EXERCISE INSTRUCTIONS: Below are some records. How many of their lines contain the string "仿佛仙境一般"? Give the number only.

#####

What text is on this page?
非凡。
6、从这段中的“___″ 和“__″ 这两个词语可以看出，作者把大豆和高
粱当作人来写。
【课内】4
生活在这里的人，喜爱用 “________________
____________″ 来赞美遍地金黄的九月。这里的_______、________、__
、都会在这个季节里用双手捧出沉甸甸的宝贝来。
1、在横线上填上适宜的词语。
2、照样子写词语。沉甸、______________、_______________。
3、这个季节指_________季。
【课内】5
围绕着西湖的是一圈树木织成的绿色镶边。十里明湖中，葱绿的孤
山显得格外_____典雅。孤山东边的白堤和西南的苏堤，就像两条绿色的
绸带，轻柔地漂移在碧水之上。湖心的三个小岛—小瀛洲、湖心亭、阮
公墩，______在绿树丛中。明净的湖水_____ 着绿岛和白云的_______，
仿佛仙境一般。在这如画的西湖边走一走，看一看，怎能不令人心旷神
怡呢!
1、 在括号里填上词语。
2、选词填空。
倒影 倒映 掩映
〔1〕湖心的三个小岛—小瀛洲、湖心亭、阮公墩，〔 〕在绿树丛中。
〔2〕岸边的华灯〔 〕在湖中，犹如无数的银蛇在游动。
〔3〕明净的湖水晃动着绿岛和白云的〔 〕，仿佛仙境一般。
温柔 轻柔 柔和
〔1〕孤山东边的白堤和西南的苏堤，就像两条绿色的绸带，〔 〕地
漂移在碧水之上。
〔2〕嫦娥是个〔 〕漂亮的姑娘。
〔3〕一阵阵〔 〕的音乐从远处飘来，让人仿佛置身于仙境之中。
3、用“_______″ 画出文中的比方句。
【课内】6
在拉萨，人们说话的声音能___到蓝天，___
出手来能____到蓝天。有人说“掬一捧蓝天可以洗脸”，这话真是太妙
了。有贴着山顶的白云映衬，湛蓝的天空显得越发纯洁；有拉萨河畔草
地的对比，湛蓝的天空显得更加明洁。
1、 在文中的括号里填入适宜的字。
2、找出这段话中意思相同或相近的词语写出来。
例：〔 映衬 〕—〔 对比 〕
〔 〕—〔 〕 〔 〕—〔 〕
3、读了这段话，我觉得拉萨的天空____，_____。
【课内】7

#####

TASK OUTPUT: 2